Write out each of the following rows word for word, keeping every character and number unchanged.

[Data listing]
§ §
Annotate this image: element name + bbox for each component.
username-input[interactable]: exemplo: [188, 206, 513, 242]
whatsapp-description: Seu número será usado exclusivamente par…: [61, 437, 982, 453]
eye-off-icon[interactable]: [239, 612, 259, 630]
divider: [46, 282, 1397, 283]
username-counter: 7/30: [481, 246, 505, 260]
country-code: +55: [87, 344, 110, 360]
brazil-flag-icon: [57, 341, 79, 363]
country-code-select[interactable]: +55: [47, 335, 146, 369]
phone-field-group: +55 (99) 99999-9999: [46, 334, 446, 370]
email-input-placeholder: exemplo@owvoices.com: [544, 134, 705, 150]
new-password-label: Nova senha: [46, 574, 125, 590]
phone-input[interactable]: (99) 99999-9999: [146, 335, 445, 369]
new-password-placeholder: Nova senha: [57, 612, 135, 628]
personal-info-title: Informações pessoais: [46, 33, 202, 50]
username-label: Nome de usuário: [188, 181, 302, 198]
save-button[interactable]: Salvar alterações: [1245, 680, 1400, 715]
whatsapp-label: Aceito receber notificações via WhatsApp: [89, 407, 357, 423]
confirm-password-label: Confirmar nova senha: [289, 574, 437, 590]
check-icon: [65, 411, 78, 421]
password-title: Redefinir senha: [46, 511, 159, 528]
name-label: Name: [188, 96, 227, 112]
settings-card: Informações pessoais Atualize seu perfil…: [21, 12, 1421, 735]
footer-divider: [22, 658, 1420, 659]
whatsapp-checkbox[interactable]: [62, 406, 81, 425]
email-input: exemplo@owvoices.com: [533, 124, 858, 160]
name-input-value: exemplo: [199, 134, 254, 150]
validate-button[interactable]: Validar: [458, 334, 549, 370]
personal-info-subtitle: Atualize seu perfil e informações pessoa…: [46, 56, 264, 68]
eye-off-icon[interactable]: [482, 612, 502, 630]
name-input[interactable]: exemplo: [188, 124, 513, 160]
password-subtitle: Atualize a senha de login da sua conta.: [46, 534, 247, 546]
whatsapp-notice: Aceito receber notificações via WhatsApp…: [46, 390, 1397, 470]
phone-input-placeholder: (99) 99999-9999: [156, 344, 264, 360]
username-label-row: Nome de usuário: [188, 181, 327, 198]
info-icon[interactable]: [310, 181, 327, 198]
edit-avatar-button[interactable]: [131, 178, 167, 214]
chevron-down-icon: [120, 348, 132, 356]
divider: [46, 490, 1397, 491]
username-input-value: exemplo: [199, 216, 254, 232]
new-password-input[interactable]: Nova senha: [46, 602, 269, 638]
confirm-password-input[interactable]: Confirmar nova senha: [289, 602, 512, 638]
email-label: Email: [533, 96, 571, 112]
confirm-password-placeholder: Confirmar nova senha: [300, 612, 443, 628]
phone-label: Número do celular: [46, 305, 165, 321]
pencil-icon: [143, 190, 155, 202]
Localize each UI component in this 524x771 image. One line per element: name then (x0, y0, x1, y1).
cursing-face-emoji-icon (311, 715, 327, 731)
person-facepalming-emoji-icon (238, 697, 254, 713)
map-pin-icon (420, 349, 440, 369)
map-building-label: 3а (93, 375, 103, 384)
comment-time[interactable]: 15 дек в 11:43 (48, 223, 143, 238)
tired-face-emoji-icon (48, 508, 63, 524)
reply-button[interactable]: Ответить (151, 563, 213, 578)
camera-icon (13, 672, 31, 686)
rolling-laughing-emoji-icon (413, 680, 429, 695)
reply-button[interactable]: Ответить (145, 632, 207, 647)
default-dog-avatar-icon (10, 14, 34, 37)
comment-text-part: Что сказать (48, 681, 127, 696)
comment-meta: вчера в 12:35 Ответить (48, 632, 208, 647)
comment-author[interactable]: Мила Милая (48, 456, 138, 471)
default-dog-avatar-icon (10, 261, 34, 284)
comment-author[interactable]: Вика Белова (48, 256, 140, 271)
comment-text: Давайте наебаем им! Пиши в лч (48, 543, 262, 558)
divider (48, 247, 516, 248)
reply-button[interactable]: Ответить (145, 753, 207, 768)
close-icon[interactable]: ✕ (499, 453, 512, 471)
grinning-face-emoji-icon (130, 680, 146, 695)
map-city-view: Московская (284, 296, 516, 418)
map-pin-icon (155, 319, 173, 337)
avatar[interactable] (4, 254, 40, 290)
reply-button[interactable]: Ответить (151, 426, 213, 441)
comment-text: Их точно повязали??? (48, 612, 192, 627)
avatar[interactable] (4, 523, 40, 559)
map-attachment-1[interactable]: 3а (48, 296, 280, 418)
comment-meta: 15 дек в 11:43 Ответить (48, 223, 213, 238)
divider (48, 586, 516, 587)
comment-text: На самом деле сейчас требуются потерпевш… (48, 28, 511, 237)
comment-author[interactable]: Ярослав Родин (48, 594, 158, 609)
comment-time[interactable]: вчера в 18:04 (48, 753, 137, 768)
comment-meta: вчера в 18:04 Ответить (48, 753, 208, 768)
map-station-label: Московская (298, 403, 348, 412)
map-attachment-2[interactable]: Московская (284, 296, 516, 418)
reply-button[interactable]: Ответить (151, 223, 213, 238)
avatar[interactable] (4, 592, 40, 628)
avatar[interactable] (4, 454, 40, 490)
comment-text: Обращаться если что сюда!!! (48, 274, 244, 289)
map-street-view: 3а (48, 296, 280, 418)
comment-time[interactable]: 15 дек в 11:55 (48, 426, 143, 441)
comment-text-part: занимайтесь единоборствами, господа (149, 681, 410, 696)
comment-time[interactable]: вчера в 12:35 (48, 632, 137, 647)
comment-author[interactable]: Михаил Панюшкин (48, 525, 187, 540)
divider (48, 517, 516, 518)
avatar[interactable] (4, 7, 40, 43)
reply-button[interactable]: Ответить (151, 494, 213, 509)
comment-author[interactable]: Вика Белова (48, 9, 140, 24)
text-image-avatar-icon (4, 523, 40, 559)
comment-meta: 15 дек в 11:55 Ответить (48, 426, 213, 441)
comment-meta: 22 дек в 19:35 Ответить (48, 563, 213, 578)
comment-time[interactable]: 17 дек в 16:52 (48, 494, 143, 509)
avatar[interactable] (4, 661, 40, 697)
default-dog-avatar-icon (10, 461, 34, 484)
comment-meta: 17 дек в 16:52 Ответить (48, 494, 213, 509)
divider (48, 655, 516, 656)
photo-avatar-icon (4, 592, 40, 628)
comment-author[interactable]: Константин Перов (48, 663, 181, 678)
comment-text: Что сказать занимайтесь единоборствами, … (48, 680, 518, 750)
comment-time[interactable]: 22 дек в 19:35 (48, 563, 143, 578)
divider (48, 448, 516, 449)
§ §
* _Full answer_
Annotate this image: element name + bbox for each component.
username-input[interactable]: exemplo: [188, 206, 513, 242]
whatsapp-description: Seu número será usado exclusivamente par…: [61, 437, 982, 453]
eye-off-icon[interactable]: [239, 612, 259, 630]
divider: [46, 282, 1397, 283]
username-counter: 7/30: [481, 246, 505, 260]
country-code: +55: [87, 344, 110, 360]
brazil-flag-icon: [57, 341, 79, 363]
country-code-select[interactable]: +55: [47, 335, 146, 369]
phone-field-group: +55 (99) 99999-9999: [46, 334, 446, 370]
email-input-placeholder: exemplo@owvoices.com: [544, 134, 705, 150]
new-password-label: Nova senha: [46, 574, 125, 590]
phone-input[interactable]: (99) 99999-9999: [146, 335, 445, 369]
new-password-placeholder: Nova senha: [57, 612, 135, 628]
personal-info-title: Informações pessoais: [46, 33, 202, 50]
username-label: Nome de usuário: [188, 181, 302, 198]
save-button[interactable]: Salvar alterações: [1245, 680, 1400, 715]
whatsapp-label: Aceito receber notificações via WhatsApp: [89, 407, 357, 423]
confirm-password-label: Confirmar nova senha: [289, 574, 437, 590]
check-icon: [65, 411, 78, 421]
password-title: Redefinir senha: [46, 511, 159, 528]
name-label: Name: [188, 96, 227, 112]
settings-card: Informações pessoais Atualize seu perfil…: [21, 12, 1421, 735]
footer-divider: [22, 658, 1420, 659]
whatsapp-checkbox[interactable]: [62, 406, 81, 425]
email-input: exemplo@owvoices.com: [533, 124, 858, 160]
name-input-value: exemplo: [199, 134, 254, 150]
validate-button[interactable]: Validar: [458, 334, 549, 370]
personal-info-subtitle: Atualize seu perfil e informações pessoa…: [46, 56, 264, 68]
eye-off-icon[interactable]: [482, 612, 502, 630]
name-input[interactable]: exemplo: [188, 124, 513, 160]
password-subtitle: Atualize a senha de login da sua conta.: [46, 534, 247, 546]
whatsapp-notice: Aceito receber notificações via WhatsApp…: [46, 390, 1397, 470]
phone-input-placeholder: (99) 99999-9999: [156, 344, 264, 360]
username-label-row: Nome de usuário: [188, 181, 327, 198]
info-icon[interactable]: [310, 181, 327, 198]
edit-avatar-button[interactable]: [131, 178, 167, 214]
chevron-down-icon: [120, 348, 132, 356]
divider: [46, 490, 1397, 491]
username-input-value: exemplo: [199, 216, 254, 232]
new-password-input[interactable]: Nova senha: [46, 602, 269, 638]
confirm-password-input[interactable]: Confirmar nova senha: [289, 602, 512, 638]
email-label: Email: [533, 96, 571, 112]
confirm-password-placeholder: Confirmar nova senha: [300, 612, 443, 628]
phone-label: Número do celular: [46, 305, 165, 321]
pencil-icon: [143, 190, 155, 202]
Localize each UI component in this 524x771 image. One line per element: name then (x0, y0, x1, y1).
cursing-face-emoji-icon (311, 715, 327, 731)
person-facepalming-emoji-icon (238, 697, 254, 713)
map-pin-icon (420, 349, 440, 369)
map-building-label: 3а (93, 375, 103, 384)
comment-time[interactable]: 15 дек в 11:43 (48, 223, 143, 238)
tired-face-emoji-icon (48, 508, 63, 524)
reply-button[interactable]: Ответить (151, 563, 213, 578)
camera-icon (13, 672, 31, 686)
rolling-laughing-emoji-icon (413, 680, 429, 695)
reply-button[interactable]: Ответить (145, 632, 207, 647)
default-dog-avatar-icon (10, 14, 34, 37)
comment-text-part: Что сказать (48, 681, 127, 696)
comment-meta: вчера в 12:35 Ответить (48, 632, 208, 647)
comment-author[interactable]: Мила Милая (48, 456, 138, 471)
default-dog-avatar-icon (10, 261, 34, 284)
comment-author[interactable]: Вика Белова (48, 256, 140, 271)
comment-text: Давайте наебаем им! Пиши в лч (48, 543, 262, 558)
divider (48, 247, 516, 248)
reply-button[interactable]: Ответить (145, 753, 207, 768)
close-icon[interactable]: ✕ (499, 453, 512, 471)
grinning-face-emoji-icon (130, 680, 146, 695)
map-city-view: Московская (284, 296, 516, 418)
map-pin-icon (155, 319, 173, 337)
avatar[interactable] (4, 254, 40, 290)
reply-button[interactable]: Ответить (151, 426, 213, 441)
comment-text: Их точно повязали??? (48, 612, 192, 627)
avatar[interactable] (4, 523, 40, 559)
map-attachment-1[interactable]: 3а (48, 296, 280, 418)
comment-meta: 15 дек в 11:43 Ответить (48, 223, 213, 238)
divider (48, 586, 516, 587)
comment-text: На самом деле сейчас требуются потерпевш… (48, 28, 511, 237)
comment-author[interactable]: Ярослав Родин (48, 594, 158, 609)
comment-time[interactable]: вчера в 18:04 (48, 753, 137, 768)
comment-meta: вчера в 18:04 Ответить (48, 753, 208, 768)
map-station-label: Московская (298, 403, 348, 412)
map-attachment-2[interactable]: Московская (284, 296, 516, 418)
reply-button[interactable]: Ответить (151, 223, 213, 238)
avatar[interactable] (4, 592, 40, 628)
avatar[interactable] (4, 454, 40, 490)
comment-text: Обращаться если что сюда!!! (48, 274, 244, 289)
map-street-view: 3а (48, 296, 280, 418)
comment-time[interactable]: 15 дек в 11:55 (48, 426, 143, 441)
comment-text-part: занимайтесь единоборствами, господа (149, 681, 410, 696)
comment-time[interactable]: вчера в 12:35 (48, 632, 137, 647)
comment-author[interactable]: Михаил Панюшкин (48, 525, 187, 540)
divider (48, 517, 516, 518)
avatar[interactable] (4, 7, 40, 43)
reply-button[interactable]: Ответить (151, 494, 213, 509)
comment-author[interactable]: Вика Белова (48, 9, 140, 24)
text-image-avatar-icon (4, 523, 40, 559)
comment-meta: 15 дек в 11:55 Ответить (48, 426, 213, 441)
comment-meta: 22 дек в 19:35 Ответить (48, 563, 213, 578)
comment-time[interactable]: 17 дек в 16:52 (48, 494, 143, 509)
avatar[interactable] (4, 661, 40, 697)
default-dog-avatar-icon (10, 461, 34, 484)
comment-meta: 17 дек в 16:52 Ответить (48, 494, 213, 509)
divider (48, 655, 516, 656)
photo-avatar-icon (4, 592, 40, 628)
comment-author[interactable]: Константин Перов (48, 663, 181, 678)
comment-text: Что сказать занимайтесь единоборствами, … (48, 680, 518, 750)
comment-time[interactable]: 22 дек в 19:35 (48, 563, 143, 578)
divider (48, 448, 516, 449)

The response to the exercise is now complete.